> What you should do:
Pick out the lines in the listing below that contain the word "name" and copy them.

─── Provided data

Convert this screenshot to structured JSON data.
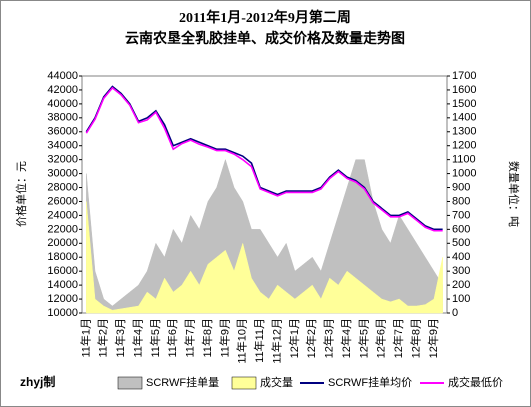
{
  "chart_data": {
    "type": "line",
    "title": "2011年1月-2012年9月第二周",
    "subtitle": "云南农垦全乳胶挂单、成交价格及数量走势图",
    "y_label": "价格单位：元",
    "y2_label": "数量单位：吨",
    "credit": "zhyj制",
    "categories": [
      "11年1月",
      null,
      "11年2月",
      null,
      "11年3月",
      null,
      "11年4月",
      null,
      "11年5月",
      null,
      "11年6月",
      null,
      "11年7月",
      null,
      "11年8月",
      null,
      "11年9月",
      null,
      "11年10月",
      null,
      "11年11月",
      null,
      "11年12月",
      null,
      "12年1月",
      null,
      "12年2月",
      null,
      "12年3月",
      null,
      "12年4月",
      null,
      "12年5月",
      null,
      "12年6月",
      null,
      "12年7月",
      null,
      "12年8月",
      null,
      "12年9月",
      null
    ],
    "series": [
      {
        "name": "SCRWF挂单量",
        "kind": "area",
        "axis": "y2",
        "color": "#c0c0c0",
        "values": [
          1000,
          300,
          100,
          50,
          100,
          150,
          200,
          300,
          500,
          400,
          600,
          500,
          700,
          600,
          800,
          900,
          1100,
          900,
          800,
          600,
          600,
          500,
          400,
          500,
          300,
          350,
          400,
          300,
          500,
          700,
          900,
          1100,
          1100,
          800,
          600,
          500,
          700,
          600,
          500,
          400,
          300,
          200
        ]
      },
      {
        "name": "成交量",
        "kind": "area",
        "axis": "y2",
        "color": "#ffff99",
        "values": [
          800,
          100,
          50,
          20,
          30,
          40,
          50,
          150,
          100,
          250,
          150,
          200,
          300,
          200,
          350,
          400,
          450,
          300,
          500,
          250,
          150,
          100,
          200,
          150,
          100,
          150,
          200,
          100,
          250,
          200,
          300,
          250,
          200,
          150,
          100,
          80,
          100,
          50,
          50,
          60,
          100,
          400
        ]
      },
      {
        "name": "SCRWF挂单均价",
        "kind": "line",
        "color": "#000080",
        "values": [
          36000,
          38000,
          41000,
          42500,
          41500,
          40000,
          37500,
          38000,
          39000,
          37000,
          34000,
          34500,
          35000,
          34500,
          34000,
          33500,
          33500,
          33000,
          32500,
          31500,
          28000,
          27500,
          27000,
          27500,
          27500,
          27500,
          27500,
          28000,
          29500,
          30500,
          29500,
          29000,
          28000,
          26000,
          25000,
          24000,
          24000,
          24500,
          23500,
          22500,
          22000,
          22000
        ]
      },
      {
        "name": "成交最低价",
        "kind": "line",
        "color": "#ff00ff",
        "values": [
          35800,
          37800,
          40800,
          42300,
          41300,
          39800,
          37300,
          37700,
          38800,
          36500,
          33500,
          34300,
          34800,
          34200,
          33800,
          33300,
          33300,
          32800,
          32000,
          31000,
          27800,
          27300,
          26800,
          27300,
          27300,
          27300,
          27300,
          27800,
          29300,
          30300,
          29300,
          28800,
          27800,
          25800,
          24800,
          23800,
          23800,
          24300,
          23300,
          22300,
          21800,
          21800
        ]
      }
    ],
    "ylim": [
      10000,
      44000
    ],
    "yticks": [
      10000,
      12000,
      14000,
      16000,
      18000,
      20000,
      22000,
      24000,
      26000,
      28000,
      30000,
      32000,
      34000,
      36000,
      38000,
      40000,
      42000,
      44000
    ],
    "y2lim": [
      0,
      1700
    ],
    "y2ticks": [
      0,
      100,
      200,
      300,
      400,
      500,
      600,
      700,
      800,
      900,
      1000,
      1100,
      1200,
      1300,
      1400,
      1500,
      1600,
      1700
    ]
  }
}
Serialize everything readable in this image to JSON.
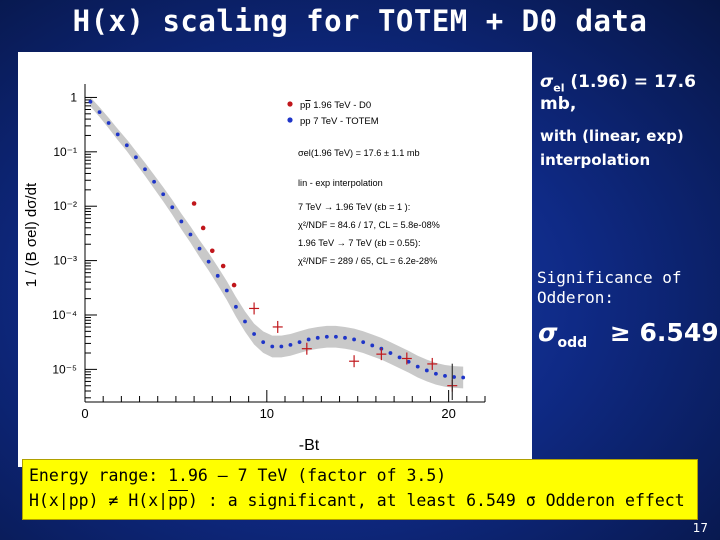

──────

> The result:
        "name": "SCRWF挂单量",
        "name": "成交量",
        "name": "SCRWF挂单均价",
        "name": "成交最低价",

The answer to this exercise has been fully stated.